▶ [Records for the task]
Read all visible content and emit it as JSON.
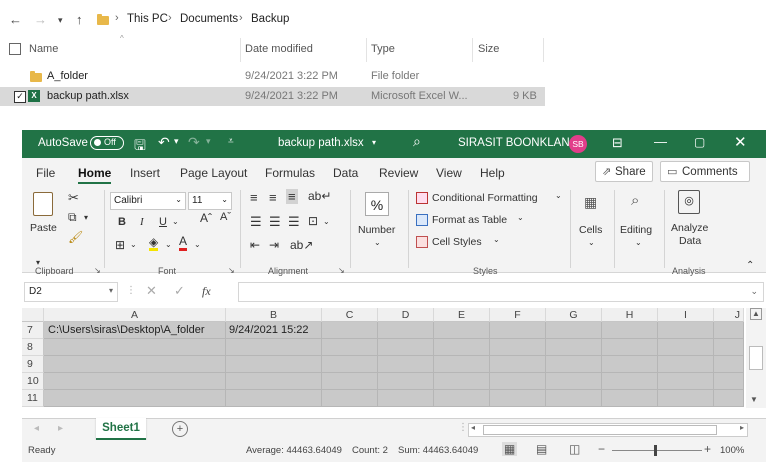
{
  "explorer": {
    "breadcrumb": [
      "This PC",
      "Documents",
      "Backup"
    ],
    "columns": {
      "name": "Name",
      "date": "Date modified",
      "type": "Type",
      "size": "Size"
    },
    "files": [
      {
        "name": "A_folder",
        "date": "9/24/2021 3:22 PM",
        "type": "File folder",
        "size": "",
        "icon": "folder-icon"
      },
      {
        "name": "backup path.xlsx",
        "date": "9/24/2021 3:22 PM",
        "type": "Microsoft Excel W...",
        "size": "9 KB",
        "icon": "excel-file-icon",
        "selected": true
      }
    ]
  },
  "excel": {
    "titlebar": {
      "autosave": "AutoSave",
      "autosave_state": "Off",
      "filename": "backup path.xlsx",
      "user": "SIRASIT BOONKLANG",
      "initials": "SB"
    },
    "menu": {
      "tabs": [
        "File",
        "Home",
        "Insert",
        "Page Layout",
        "Formulas",
        "Data",
        "Review",
        "View",
        "Help"
      ],
      "active": "Home",
      "share": "Share",
      "comments": "Comments"
    },
    "ribbon": {
      "paste": "Paste",
      "font_name": "Calibri",
      "font_size": "11",
      "bold": "B",
      "italic": "I",
      "underline": "U",
      "number": "Number",
      "conditional_formatting": "Conditional Formatting",
      "format_as_table": "Format as Table",
      "cell_styles": "Cell Styles",
      "cells": "Cells",
      "editing": "Editing",
      "analyze_data": "Analyze Data",
      "analyze_data_l1": "Analyze",
      "analyze_data_l2": "Data",
      "groups": {
        "clipboard": "Clipboard",
        "font": "Font",
        "alignment": "Alignment",
        "styles": "Styles",
        "analysis": "Analysis"
      }
    },
    "formula_bar": {
      "name_box": "D2",
      "fx": "fx",
      "content": ""
    },
    "columns": [
      "A",
      "B",
      "C",
      "D",
      "E",
      "F",
      "G",
      "H",
      "I",
      "J"
    ],
    "rows": [
      {
        "num": "7",
        "a": "C:\\Users\\siras\\Desktop\\A_folder",
        "b": "9/24/2021 15:22"
      },
      {
        "num": "8",
        "a": "",
        "b": ""
      },
      {
        "num": "9",
        "a": "",
        "b": ""
      },
      {
        "num": "10",
        "a": "",
        "b": ""
      },
      {
        "num": "11",
        "a": "",
        "b": ""
      }
    ],
    "sheet_tab": "Sheet1",
    "status": {
      "ready": "Ready",
      "average": "Average: 44463.64049",
      "count": "Count: 2",
      "sum": "Sum: 44463.64049",
      "zoom": "100%"
    }
  }
}
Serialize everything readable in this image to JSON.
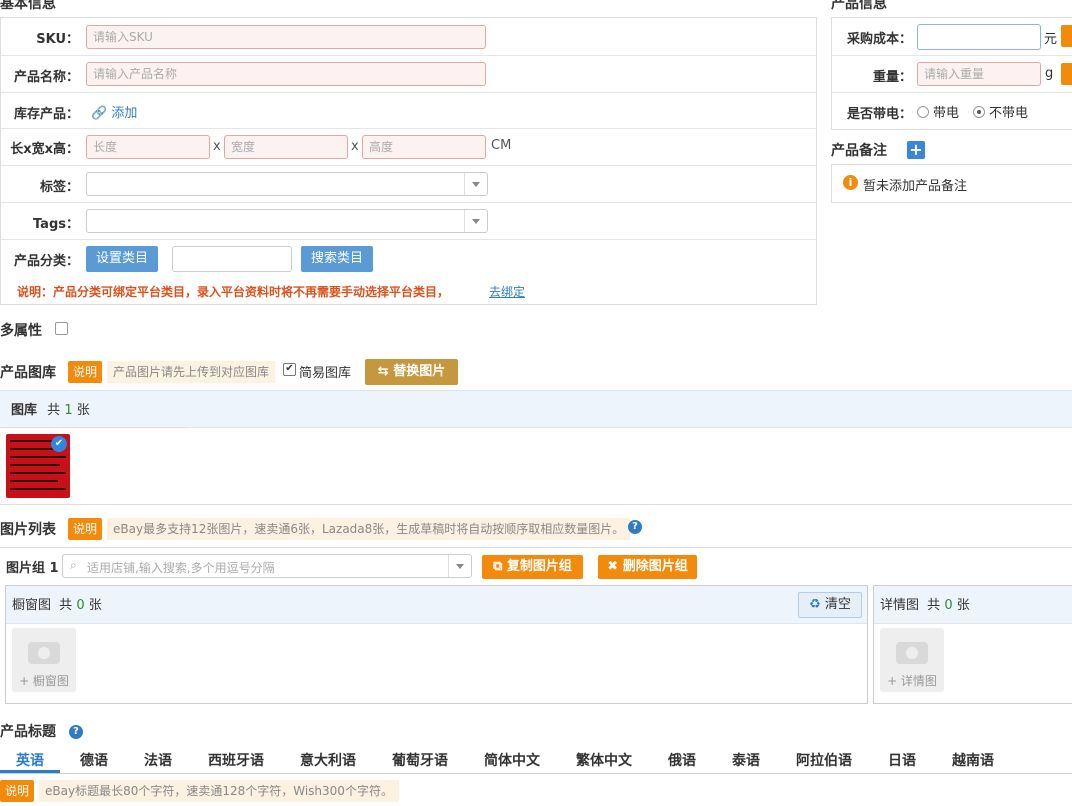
{
  "basic_info": {
    "title": "基本信息",
    "sku_label": "SKU：",
    "sku_placeholder": "请输入SKU",
    "name_label": "产品名称：",
    "name_placeholder": "请输入产品名称",
    "stock_label": "库存产品：",
    "stock_add": "添加",
    "dims_label": "长x宽x高：",
    "length_placeholder": "长度",
    "width_placeholder": "宽度",
    "height_placeholder": "高度",
    "x_sep": "x",
    "dims_unit": "CM",
    "tag_label": "标签：",
    "tags_label": "Tags：",
    "category_label": "产品分类：",
    "set_category": "设置类目",
    "search_category": "搜索类目",
    "note_text": "说明：产品分类可绑定平台类目，录入平台资料时将不再需要手动选择平台类目，",
    "note_link": "去绑定"
  },
  "product_info": {
    "title": "产品信息",
    "cost_label": "采购成本：",
    "cost_unit": "元",
    "weight_label": "重量：",
    "weight_placeholder": "请输入重量",
    "weight_unit": "g",
    "battery_label": "是否带电：",
    "battery_yes": "带电",
    "battery_no": "不带电"
  },
  "product_remark": {
    "title": "产品备注",
    "empty_text": "暂未添加产品备注"
  },
  "multi_attr": {
    "label": "多属性"
  },
  "gallery": {
    "title": "产品图库",
    "badge": "说明",
    "tip": "产品图片请先上传到对应图库",
    "simple_label": "简易图库",
    "replace_btn": "替换图片",
    "lib_label": "图库",
    "total_prefix": "共",
    "count": "1",
    "total_suffix": "张"
  },
  "image_list": {
    "title": "图片列表",
    "badge": "说明",
    "tip": "eBay最多支持12张图片，速卖通6张，Lazada8张，生成草稿时将自动按顺序取相应数量图片。",
    "group_label": "图片组 1",
    "group_placeholder": "适用店铺,输入搜索,多个用逗号分隔",
    "copy_btn": "复制图片组",
    "delete_btn": "删除图片组",
    "window_label": "橱窗图",
    "window_prefix": "共",
    "window_count": "0",
    "window_suffix": "张",
    "clear_btn": "清空",
    "window_add": "+ 橱窗图",
    "detail_label": "详情图",
    "detail_prefix": "共",
    "detail_count": "0",
    "detail_suffix": "张",
    "detail_add": "+ 详情图"
  },
  "product_title": {
    "title": "产品标题",
    "tabs": [
      "英语",
      "德语",
      "法语",
      "西班牙语",
      "意大利语",
      "葡萄牙语",
      "简体中文",
      "繁体中文",
      "俄语",
      "泰语",
      "阿拉伯语",
      "日语",
      "越南语"
    ],
    "badge": "说明",
    "tip": "eBay标题最长80个字符，速卖通128个字符，Wish300个字符。"
  },
  "colors": {
    "accent_blue": "#5b9bd5",
    "orange": "#f28a0c",
    "gold": "#c5973e"
  }
}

▶ [Requirements] Quote everything in the listing above exactly; pictures are the only thing to omit.

▶ [Solution to the exercise]
Read all visible content and emit it as JSON.
{
  "explorer": {
    "breadcrumb": [
      "This PC",
      "Documents",
      "Backup"
    ],
    "columns": {
      "name": "Name",
      "date": "Date modified",
      "type": "Type",
      "size": "Size"
    },
    "files": [
      {
        "name": "A_folder",
        "date": "9/24/2021 3:22 PM",
        "type": "File folder",
        "size": "",
        "icon": "folder-icon"
      },
      {
        "name": "backup path.xlsx",
        "date": "9/24/2021 3:22 PM",
        "type": "Microsoft Excel W...",
        "size": "9 KB",
        "icon": "excel-file-icon",
        "selected": true
      }
    ]
  },
  "excel": {
    "titlebar": {
      "autosave": "AutoSave",
      "autosave_state": "Off",
      "filename": "backup path.xlsx",
      "user": "SIRASIT BOONKLANG",
      "initials": "SB"
    },
    "menu": {
      "tabs": [
        "File",
        "Home",
        "Insert",
        "Page Layout",
        "Formulas",
        "Data",
        "Review",
        "View",
        "Help"
      ],
      "active": "Home",
      "share": "Share",
      "comments": "Comments"
    },
    "ribbon": {
      "paste": "Paste",
      "font_name": "Calibri",
      "font_size": "11",
      "bold": "B",
      "italic": "I",
      "underline": "U",
      "number": "Number",
      "conditional_formatting": "Conditional Formatting",
      "format_as_table": "Format as Table",
      "cell_styles": "Cell Styles",
      "cells": "Cells",
      "editing": "Editing",
      "analyze_data": "Analyze Data",
      "analyze_data_l1": "Analyze",
      "analyze_data_l2": "Data",
      "groups": {
        "clipboard": "Clipboard",
        "font": "Font",
        "alignment": "Alignment",
        "styles": "Styles",
        "analysis": "Analysis"
      }
    },
    "formula_bar": {
      "name_box": "D2",
      "fx": "fx",
      "content": ""
    },
    "columns": [
      "A",
      "B",
      "C",
      "D",
      "E",
      "F",
      "G",
      "H",
      "I",
      "J"
    ],
    "rows": [
      {
        "num": "7",
        "a": "C:\\Users\\siras\\Desktop\\A_folder",
        "b": "9/24/2021 15:22"
      },
      {
        "num": "8",
        "a": "",
        "b": ""
      },
      {
        "num": "9",
        "a": "",
        "b": ""
      },
      {
        "num": "10",
        "a": "",
        "b": ""
      },
      {
        "num": "11",
        "a": "",
        "b": ""
      }
    ],
    "sheet_tab": "Sheet1",
    "status": {
      "ready": "Ready",
      "average": "Average: 44463.64049",
      "count": "Count: 2",
      "sum": "Sum: 44463.64049",
      "zoom": "100%"
    }
  }
}
Serialize everything readable in this image to JSON.
{
  "basic_info": {
    "title": "基本信息",
    "sku_label": "SKU：",
    "sku_placeholder": "请输入SKU",
    "name_label": "产品名称：",
    "name_placeholder": "请输入产品名称",
    "stock_label": "库存产品：",
    "stock_add": "添加",
    "dims_label": "长x宽x高：",
    "length_placeholder": "长度",
    "width_placeholder": "宽度",
    "height_placeholder": "高度",
    "x_sep": "x",
    "dims_unit": "CM",
    "tag_label": "标签：",
    "tags_label": "Tags：",
    "category_label": "产品分类：",
    "set_category": "设置类目",
    "search_category": "搜索类目",
    "note_text": "说明：产品分类可绑定平台类目，录入平台资料时将不再需要手动选择平台类目，",
    "note_link": "去绑定"
  },
  "product_info": {
    "title": "产品信息",
    "cost_label": "采购成本：",
    "cost_unit": "元",
    "weight_label": "重量：",
    "weight_placeholder": "请输入重量",
    "weight_unit": "g",
    "battery_label": "是否带电：",
    "battery_yes": "带电",
    "battery_no": "不带电"
  },
  "product_remark": {
    "title": "产品备注",
    "empty_text": "暂未添加产品备注"
  },
  "multi_attr": {
    "label": "多属性"
  },
  "gallery": {
    "title": "产品图库",
    "badge": "说明",
    "tip": "产品图片请先上传到对应图库",
    "simple_label": "简易图库",
    "replace_btn": "替换图片",
    "lib_label": "图库",
    "total_prefix": "共",
    "count": "1",
    "total_suffix": "张"
  },
  "image_list": {
    "title": "图片列表",
    "badge": "说明",
    "tip": "eBay最多支持12张图片，速卖通6张，Lazada8张，生成草稿时将自动按顺序取相应数量图片。",
    "group_label": "图片组 1",
    "group_placeholder": "适用店铺,输入搜索,多个用逗号分隔",
    "copy_btn": "复制图片组",
    "delete_btn": "删除图片组",
    "window_label": "橱窗图",
    "window_prefix": "共",
    "window_count": "0",
    "window_suffix": "张",
    "clear_btn": "清空",
    "window_add": "+ 橱窗图",
    "detail_label": "详情图",
    "detail_prefix": "共",
    "detail_count": "0",
    "detail_suffix": "张",
    "detail_add": "+ 详情图"
  },
  "product_title": {
    "title": "产品标题",
    "tabs": [
      "英语",
      "德语",
      "法语",
      "西班牙语",
      "意大利语",
      "葡萄牙语",
      "简体中文",
      "繁体中文",
      "俄语",
      "泰语",
      "阿拉伯语",
      "日语",
      "越南语"
    ],
    "badge": "说明",
    "tip": "eBay标题最长80个字符，速卖通128个字符，Wish300个字符。"
  },
  "colors": {
    "accent_blue": "#5b9bd5",
    "orange": "#f28a0c",
    "gold": "#c5973e"
  }
}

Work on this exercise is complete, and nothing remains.